**DATA TO USE**:

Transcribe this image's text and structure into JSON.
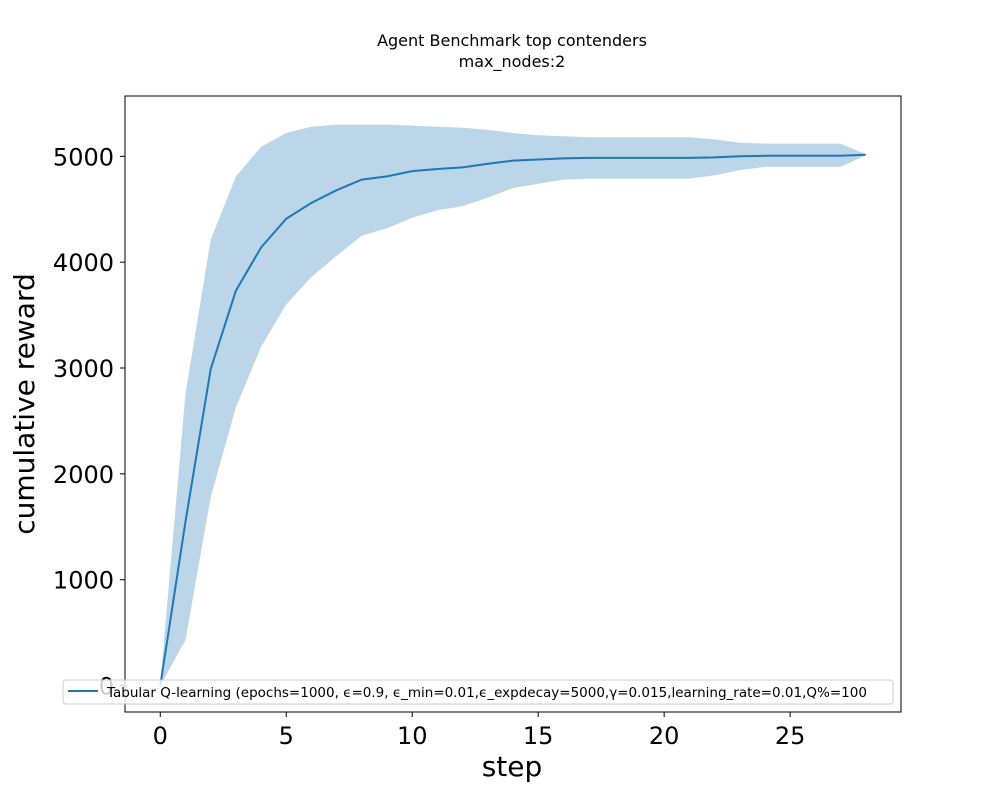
{
  "chart_data": {
    "type": "line",
    "title": "Agent Benchmark top contenders",
    "subtitle": "max_nodes:2",
    "xlabel": "step",
    "ylabel": "cumulative reward",
    "xlim": [
      -1.4,
      29.4
    ],
    "ylim": [
      -250,
      5570
    ],
    "xticks": [
      0,
      5,
      10,
      15,
      20,
      25
    ],
    "yticks": [
      0,
      1000,
      2000,
      3000,
      4000,
      5000
    ],
    "grid": false,
    "legend_position": "lower-left",
    "series": [
      {
        "name": "Tabular Q-learning (epochs=1000, ϵ=0.9, ϵ_min=0.01,ϵ_expdecay=5000,γ=0.015,learning_rate=0.01,Q%=100",
        "color": "#1f77b4",
        "band_color": "#1f77b4",
        "x": [
          0,
          1,
          2,
          3,
          4,
          5,
          6,
          7,
          8,
          9,
          10,
          11,
          12,
          13,
          14,
          15,
          16,
          17,
          18,
          19,
          20,
          21,
          22,
          23,
          24,
          25,
          26,
          27,
          28
        ],
        "mean": [
          0,
          1550,
          2990,
          3730,
          4140,
          4410,
          4560,
          4680,
          4780,
          4810,
          4860,
          4880,
          4895,
          4930,
          4960,
          4970,
          4980,
          4985,
          4985,
          4985,
          4985,
          4985,
          4990,
          5000,
          5005,
          5005,
          5005,
          5005,
          5015
        ],
        "upper": [
          20,
          2760,
          4210,
          4810,
          5090,
          5220,
          5280,
          5300,
          5300,
          5300,
          5290,
          5280,
          5270,
          5250,
          5220,
          5200,
          5190,
          5180,
          5180,
          5180,
          5180,
          5180,
          5160,
          5130,
          5120,
          5120,
          5120,
          5120,
          5020
        ],
        "lower": [
          0,
          430,
          1780,
          2630,
          3200,
          3600,
          3860,
          4060,
          4250,
          4320,
          4420,
          4490,
          4530,
          4610,
          4700,
          4740,
          4780,
          4790,
          4790,
          4790,
          4790,
          4790,
          4820,
          4870,
          4900,
          4900,
          4900,
          4900,
          5010
        ]
      }
    ]
  }
}
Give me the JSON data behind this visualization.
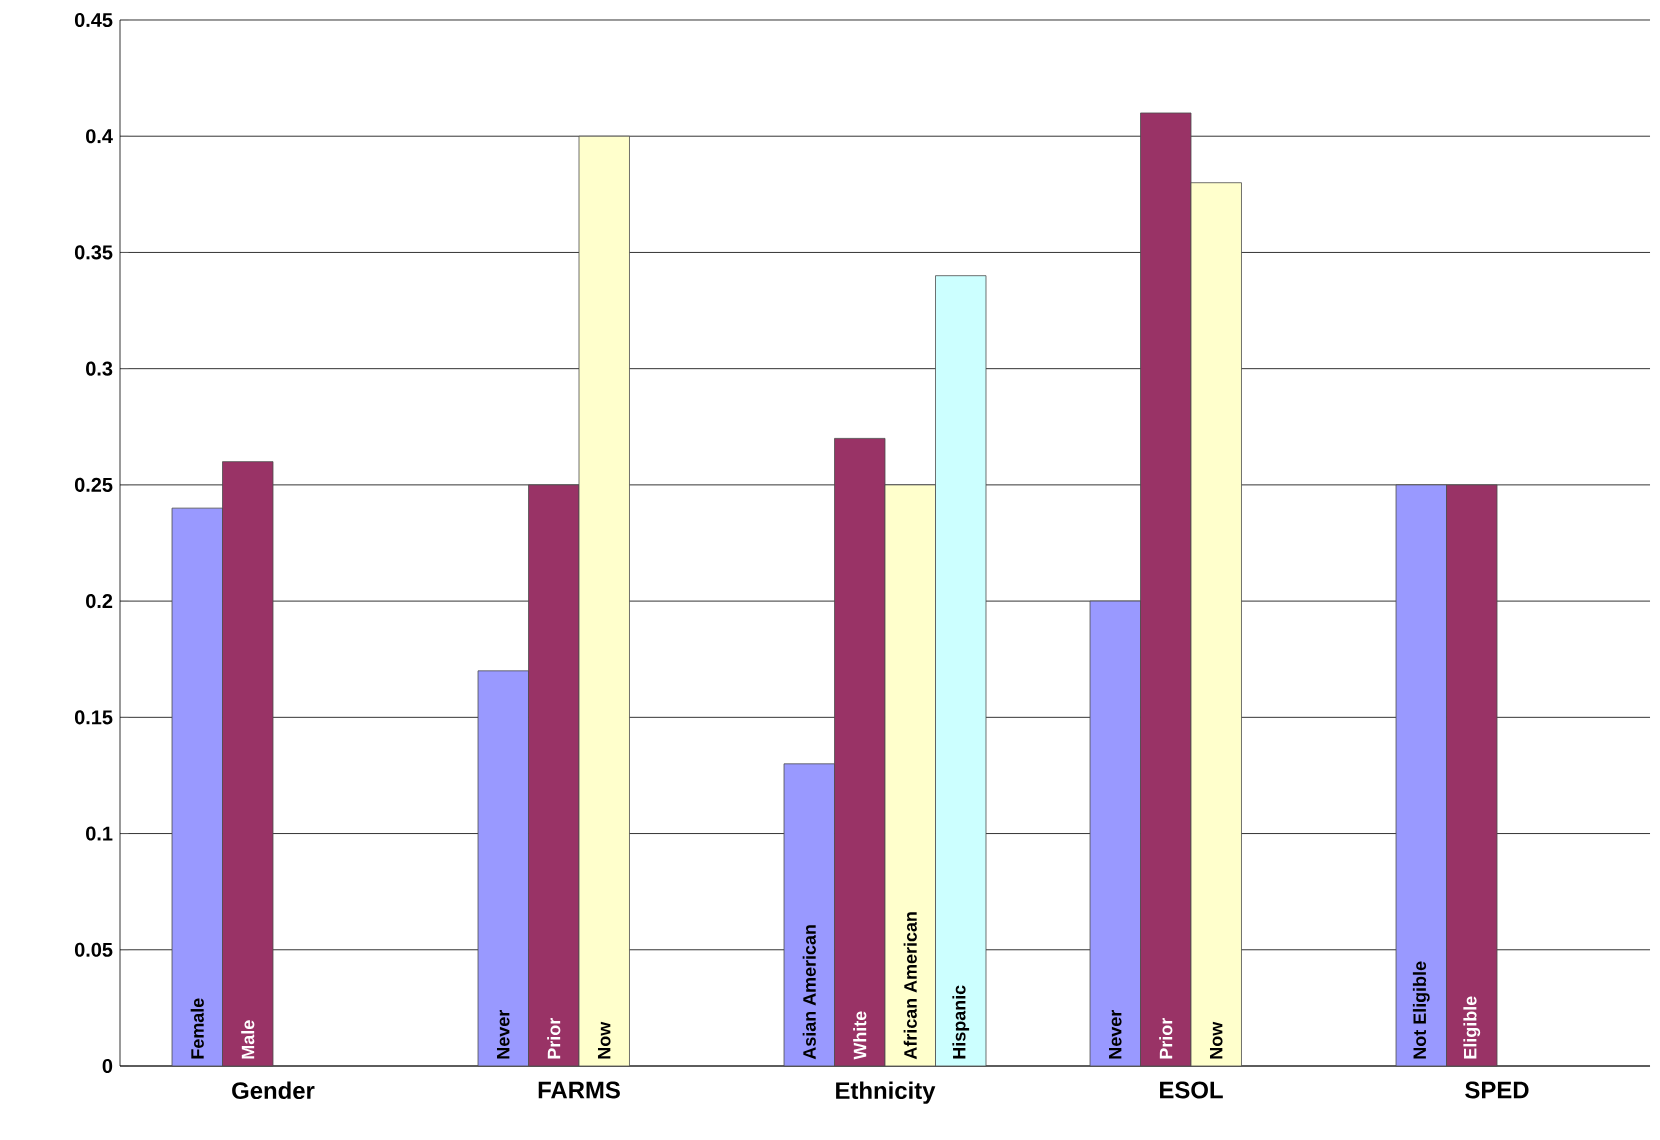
{
  "chart_data": {
    "type": "bar",
    "categories": [
      "Gender",
      "FARMS",
      "Ethnicity",
      "ESOL",
      "SPED"
    ],
    "series": [
      {
        "color": "#9999ff",
        "values": [
          0.24,
          0.17,
          0.13,
          0.2,
          0.25
        ]
      },
      {
        "color": "#993366",
        "values": [
          0.26,
          0.25,
          0.27,
          0.41,
          0.25
        ]
      },
      {
        "color": "#ffffcc",
        "values": [
          null,
          0.4,
          0.25,
          0.38,
          null
        ]
      },
      {
        "color": "#ccffff",
        "values": [
          null,
          null,
          0.34,
          null,
          null
        ]
      }
    ],
    "annotations": [
      "Female",
      "Male",
      "Never",
      "Prior",
      "Now",
      "Asian American",
      "White",
      "African American",
      "Hispanic",
      "Never",
      "Prior",
      "Now",
      "Not Eligible",
      "Eligible"
    ],
    "ylim": [
      0,
      0.45
    ],
    "yticks": [
      0,
      0.05,
      0.1,
      0.15,
      0.2,
      0.25,
      0.3,
      0.35,
      0.4,
      0.45
    ],
    "grid": "y"
  }
}
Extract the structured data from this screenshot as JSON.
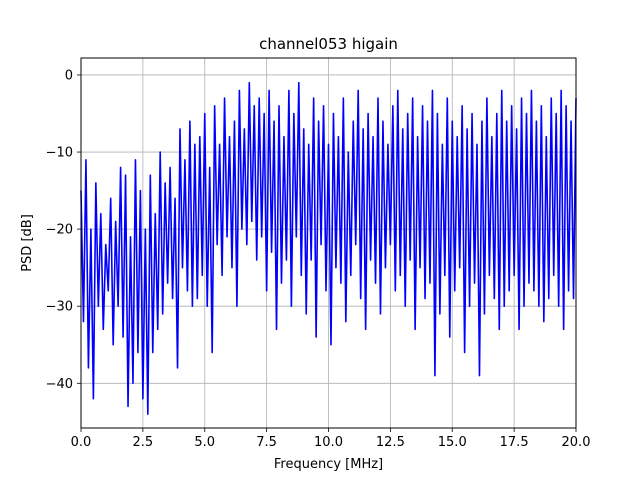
{
  "chart_data": {
    "type": "line",
    "title": "channel053 higain",
    "xlabel": "Frequency [MHz]",
    "ylabel": "PSD [dB]",
    "xlim": [
      0,
      20
    ],
    "ylim": [
      -45.8,
      2.2
    ],
    "grid": true,
    "series": [
      {
        "color": "#0000ff",
        "x": [
          0.0,
          0.1,
          0.2,
          0.3,
          0.4,
          0.5,
          0.6,
          0.7,
          0.8,
          0.9,
          1.0,
          1.1,
          1.2,
          1.3,
          1.4,
          1.5,
          1.6,
          1.7,
          1.8,
          1.9,
          2.0,
          2.1,
          2.2,
          2.3,
          2.4,
          2.5,
          2.6,
          2.7,
          2.8,
          2.9,
          3.0,
          3.1,
          3.2,
          3.3,
          3.4,
          3.5,
          3.6,
          3.7,
          3.8,
          3.9,
          4.0,
          4.1,
          4.2,
          4.3,
          4.4,
          4.5,
          4.6,
          4.7,
          4.8,
          4.9,
          5.0,
          5.1,
          5.2,
          5.3,
          5.4,
          5.5,
          5.6,
          5.7,
          5.8,
          5.9,
          6.0,
          6.1,
          6.2,
          6.3,
          6.4,
          6.5,
          6.6,
          6.7,
          6.8,
          6.9,
          7.0,
          7.1,
          7.2,
          7.3,
          7.4,
          7.5,
          7.6,
          7.7,
          7.8,
          7.9,
          8.0,
          8.1,
          8.2,
          8.3,
          8.4,
          8.5,
          8.6,
          8.7,
          8.8,
          8.9,
          9.0,
          9.1,
          9.2,
          9.3,
          9.4,
          9.5,
          9.6,
          9.7,
          9.8,
          9.9,
          10.0,
          10.1,
          10.2,
          10.3,
          10.4,
          10.5,
          10.6,
          10.7,
          10.8,
          10.9,
          11.0,
          11.1,
          11.2,
          11.3,
          11.4,
          11.5,
          11.6,
          11.7,
          11.8,
          11.9,
          12.0,
          12.1,
          12.2,
          12.3,
          12.4,
          12.5,
          12.6,
          12.7,
          12.8,
          12.9,
          13.0,
          13.1,
          13.2,
          13.3,
          13.4,
          13.5,
          13.6,
          13.7,
          13.8,
          13.9,
          14.0,
          14.1,
          14.2,
          14.3,
          14.4,
          14.5,
          14.6,
          14.7,
          14.8,
          14.9,
          15.0,
          15.1,
          15.2,
          15.3,
          15.4,
          15.5,
          15.6,
          15.7,
          15.8,
          15.9,
          16.0,
          16.1,
          16.2,
          16.3,
          16.4,
          16.5,
          16.6,
          16.7,
          16.8,
          16.9,
          17.0,
          17.1,
          17.2,
          17.3,
          17.4,
          17.5,
          17.6,
          17.7,
          17.8,
          17.9,
          18.0,
          18.1,
          18.2,
          18.3,
          18.4,
          18.5,
          18.6,
          18.7,
          18.8,
          18.9,
          19.0,
          19.1,
          19.2,
          19.3,
          19.4,
          19.5,
          19.6,
          19.7,
          19.8,
          19.9,
          20.0
        ],
        "y": [
          -15,
          -32,
          -11,
          -38,
          -20,
          -42,
          -14,
          -30,
          -18,
          -33,
          -22,
          -28,
          -16,
          -35,
          -19,
          -30,
          -12,
          -34,
          -13,
          -43,
          -21,
          -40,
          -11,
          -36,
          -15,
          -42,
          -20,
          -44,
          -13,
          -36,
          -18,
          -33,
          -10,
          -31,
          -14,
          -27,
          -12,
          -29,
          -16,
          -38,
          -7,
          -25,
          -11,
          -28,
          -6,
          -30,
          -9,
          -29,
          -8,
          -26,
          -5,
          -30,
          -12,
          -36,
          -4,
          -22,
          -9,
          -26,
          -3,
          -21,
          -8,
          -25,
          -6,
          -30,
          -2,
          -20,
          -7,
          -22,
          -1,
          -19,
          -4,
          -24,
          -3,
          -21,
          -5,
          -28,
          -2,
          -23,
          -6,
          -33,
          -4,
          -27,
          -8,
          -24,
          -2,
          -30,
          -5,
          -21,
          -1,
          -26,
          -7,
          -31,
          -9,
          -24,
          -3,
          -34,
          -6,
          -22,
          -4,
          -28,
          -9,
          -35,
          -5,
          -25,
          -8,
          -27,
          -3,
          -32,
          -10,
          -26,
          -6,
          -22,
          -2,
          -29,
          -7,
          -33,
          -5,
          -24,
          -8,
          -27,
          -3,
          -31,
          -6,
          -25,
          -9,
          -22,
          -4,
          -28,
          -2,
          -26,
          -7,
          -30,
          -5,
          -24,
          -3,
          -33,
          -8,
          -25,
          -4,
          -29,
          -6,
          -27,
          -2,
          -39,
          -5,
          -31,
          -9,
          -26,
          -3,
          -34,
          -6,
          -28,
          -8,
          -25,
          -4,
          -36,
          -7,
          -30,
          -5,
          -27,
          -9,
          -39,
          -6,
          -31,
          -3,
          -26,
          -8,
          -29,
          -5,
          -33,
          -2,
          -30,
          -6,
          -28,
          -4,
          -26,
          -7,
          -33,
          -3,
          -30,
          -5,
          -27,
          -2,
          -28,
          -6,
          -30,
          -4,
          -32,
          -8,
          -29,
          -3,
          -26,
          -5,
          -30,
          -2,
          -33,
          -4,
          -28,
          -6,
          -29,
          -3
        ]
      }
    ]
  }
}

**WHAT IS ASKED**:
List each line of the records that holds the string "JSON".

**ANSWER TO THE EXERCISE**:
Transcribe this image's text and structure into JSON.
Give me the JSON data behind this visualization.
Extract the structured data from this screenshot as JSON.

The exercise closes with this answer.